## START Exercise material

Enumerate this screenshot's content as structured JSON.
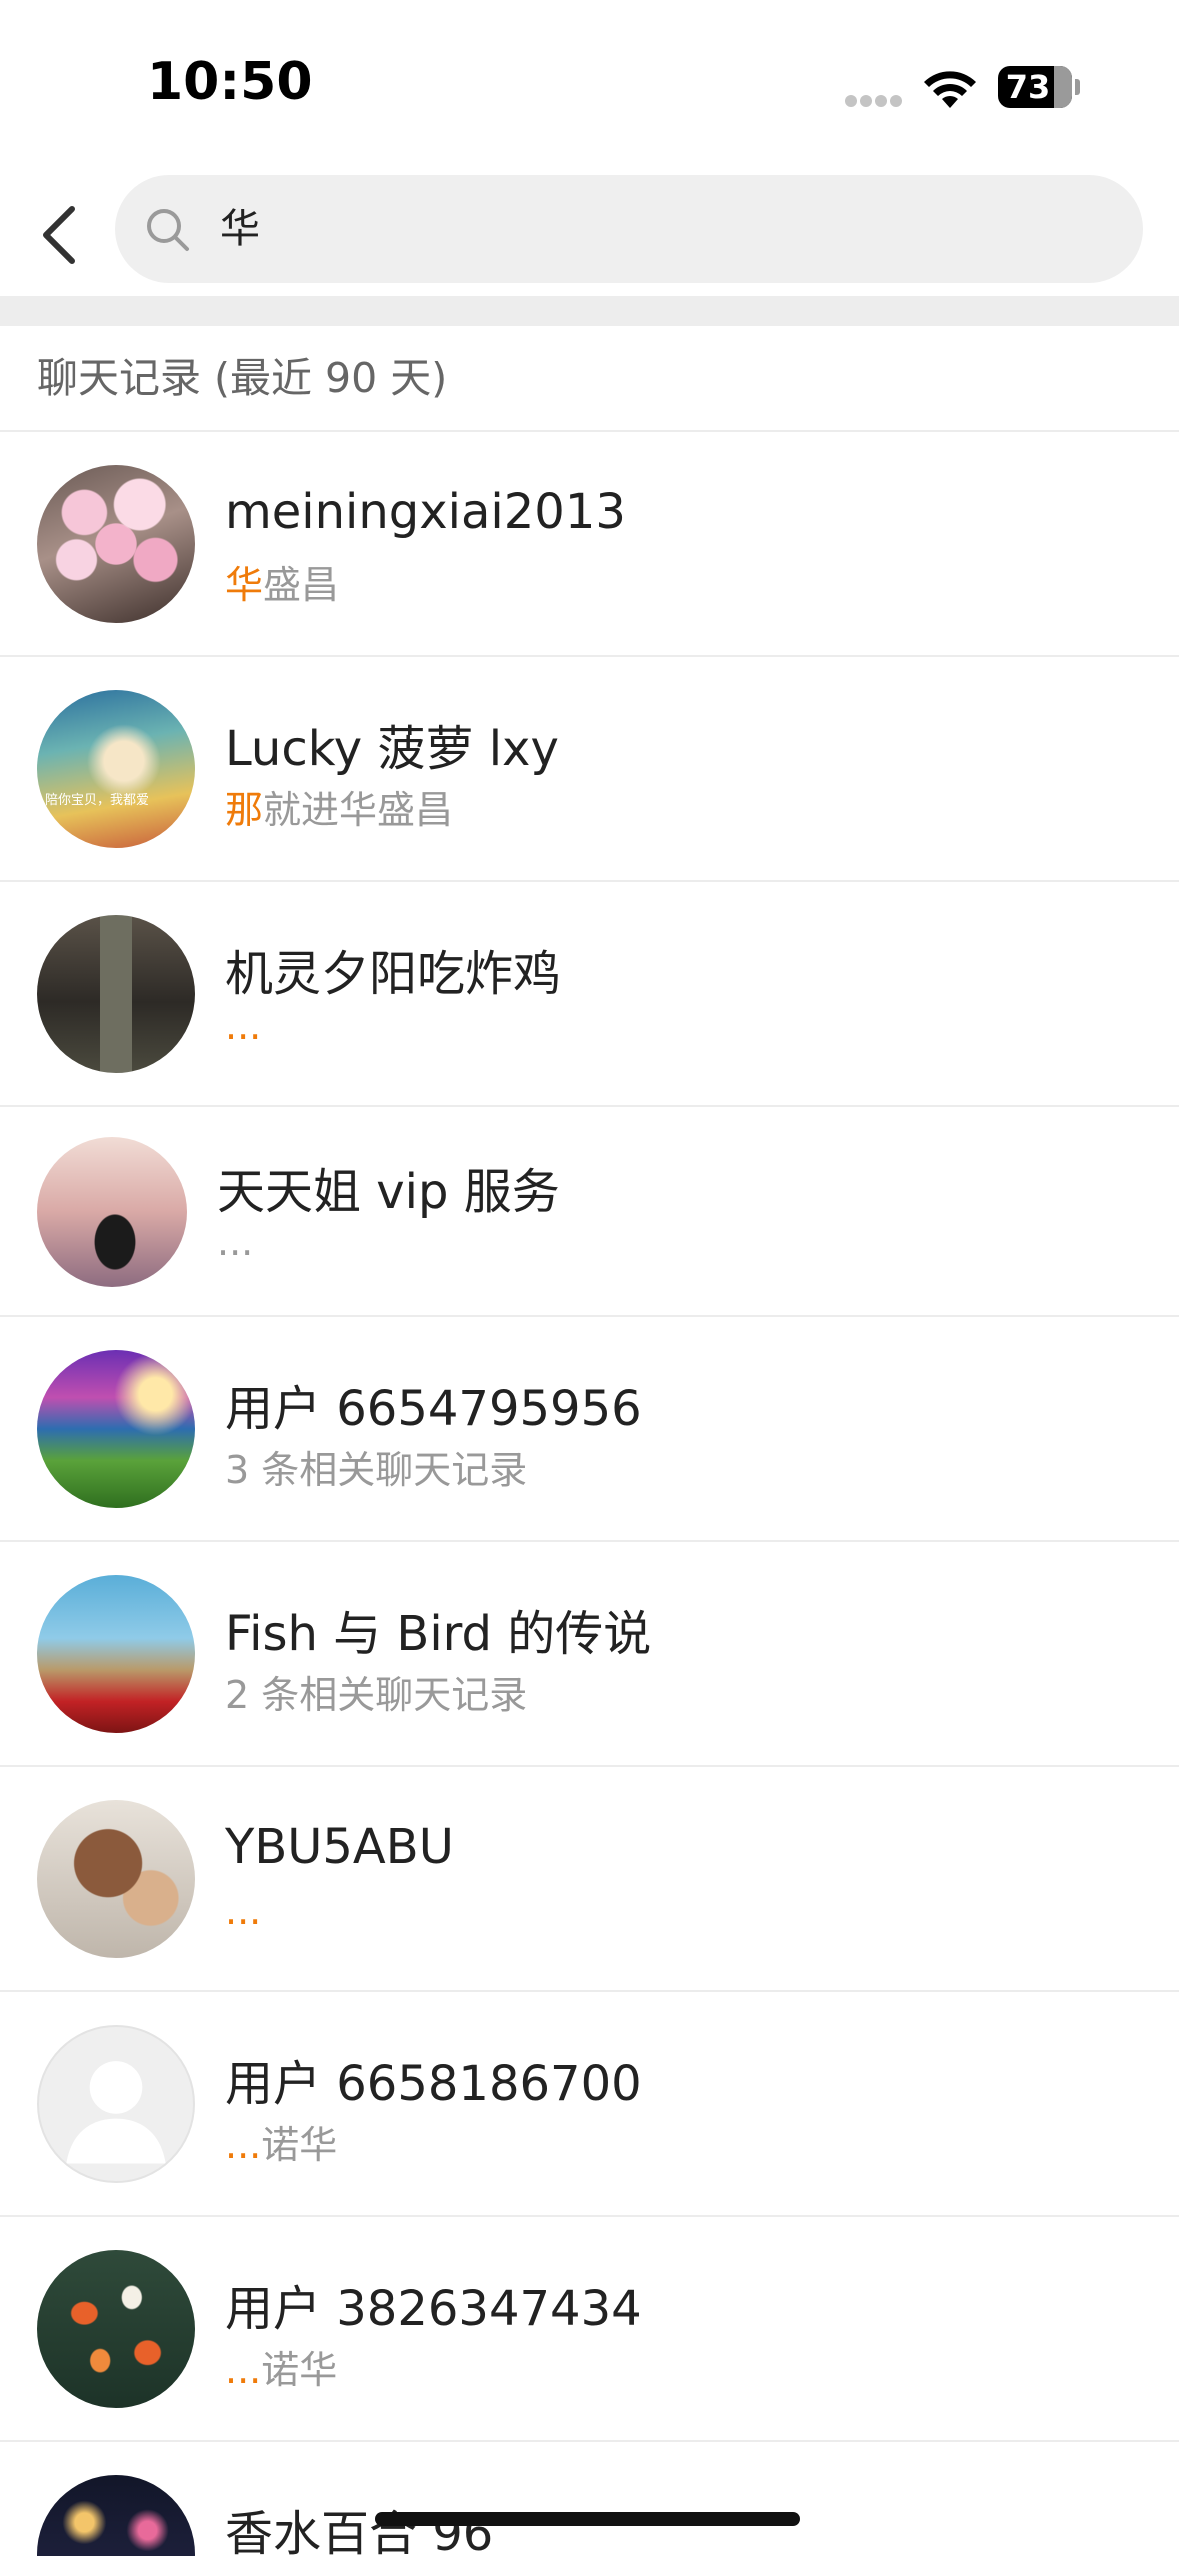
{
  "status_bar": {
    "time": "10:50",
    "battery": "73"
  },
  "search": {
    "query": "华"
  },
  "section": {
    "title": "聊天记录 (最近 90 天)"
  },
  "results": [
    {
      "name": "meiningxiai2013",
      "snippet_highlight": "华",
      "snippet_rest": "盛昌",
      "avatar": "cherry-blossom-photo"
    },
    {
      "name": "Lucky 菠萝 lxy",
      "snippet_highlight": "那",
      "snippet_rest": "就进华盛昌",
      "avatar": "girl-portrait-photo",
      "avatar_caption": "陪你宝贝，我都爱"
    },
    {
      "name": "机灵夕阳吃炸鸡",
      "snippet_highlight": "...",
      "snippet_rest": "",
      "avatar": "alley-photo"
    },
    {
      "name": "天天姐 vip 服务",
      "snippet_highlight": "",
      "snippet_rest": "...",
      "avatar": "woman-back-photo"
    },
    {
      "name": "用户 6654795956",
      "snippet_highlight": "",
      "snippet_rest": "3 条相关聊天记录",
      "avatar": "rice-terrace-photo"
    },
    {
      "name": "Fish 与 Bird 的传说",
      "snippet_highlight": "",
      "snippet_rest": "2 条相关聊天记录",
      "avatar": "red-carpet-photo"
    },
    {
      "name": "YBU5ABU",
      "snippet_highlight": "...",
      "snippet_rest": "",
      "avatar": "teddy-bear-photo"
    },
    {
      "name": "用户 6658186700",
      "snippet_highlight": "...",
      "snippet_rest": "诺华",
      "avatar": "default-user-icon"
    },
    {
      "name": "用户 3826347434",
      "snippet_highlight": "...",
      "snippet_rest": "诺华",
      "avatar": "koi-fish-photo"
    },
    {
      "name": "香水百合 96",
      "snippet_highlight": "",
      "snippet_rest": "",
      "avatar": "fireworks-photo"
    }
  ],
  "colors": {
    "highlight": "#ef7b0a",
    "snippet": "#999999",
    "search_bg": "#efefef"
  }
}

## END Exercise material

## [Task statement]
Without including the pictures, reproduce all entries exactly.

## [Exercise output]
Enumerate this screenshot's content as structured JSON.
{
  "status_bar": {
    "time": "10:50",
    "battery": "73"
  },
  "search": {
    "query": "华"
  },
  "section": {
    "title": "聊天记录 (最近 90 天)"
  },
  "results": [
    {
      "name": "meiningxiai2013",
      "snippet_highlight": "华",
      "snippet_rest": "盛昌",
      "avatar": "cherry-blossom-photo"
    },
    {
      "name": "Lucky 菠萝 lxy",
      "snippet_highlight": "那",
      "snippet_rest": "就进华盛昌",
      "avatar": "girl-portrait-photo",
      "avatar_caption": "陪你宝贝，我都爱"
    },
    {
      "name": "机灵夕阳吃炸鸡",
      "snippet_highlight": "...",
      "snippet_rest": "",
      "avatar": "alley-photo"
    },
    {
      "name": "天天姐 vip 服务",
      "snippet_highlight": "",
      "snippet_rest": "...",
      "avatar": "woman-back-photo"
    },
    {
      "name": "用户 6654795956",
      "snippet_highlight": "",
      "snippet_rest": "3 条相关聊天记录",
      "avatar": "rice-terrace-photo"
    },
    {
      "name": "Fish 与 Bird 的传说",
      "snippet_highlight": "",
      "snippet_rest": "2 条相关聊天记录",
      "avatar": "red-carpet-photo"
    },
    {
      "name": "YBU5ABU",
      "snippet_highlight": "...",
      "snippet_rest": "",
      "avatar": "teddy-bear-photo"
    },
    {
      "name": "用户 6658186700",
      "snippet_highlight": "...",
      "snippet_rest": "诺华",
      "avatar": "default-user-icon"
    },
    {
      "name": "用户 3826347434",
      "snippet_highlight": "...",
      "snippet_rest": "诺华",
      "avatar": "koi-fish-photo"
    },
    {
      "name": "香水百合 96",
      "snippet_highlight": "",
      "snippet_rest": "",
      "avatar": "fireworks-photo"
    }
  ],
  "colors": {
    "highlight": "#ef7b0a",
    "snippet": "#999999",
    "search_bg": "#efefef"
  }
}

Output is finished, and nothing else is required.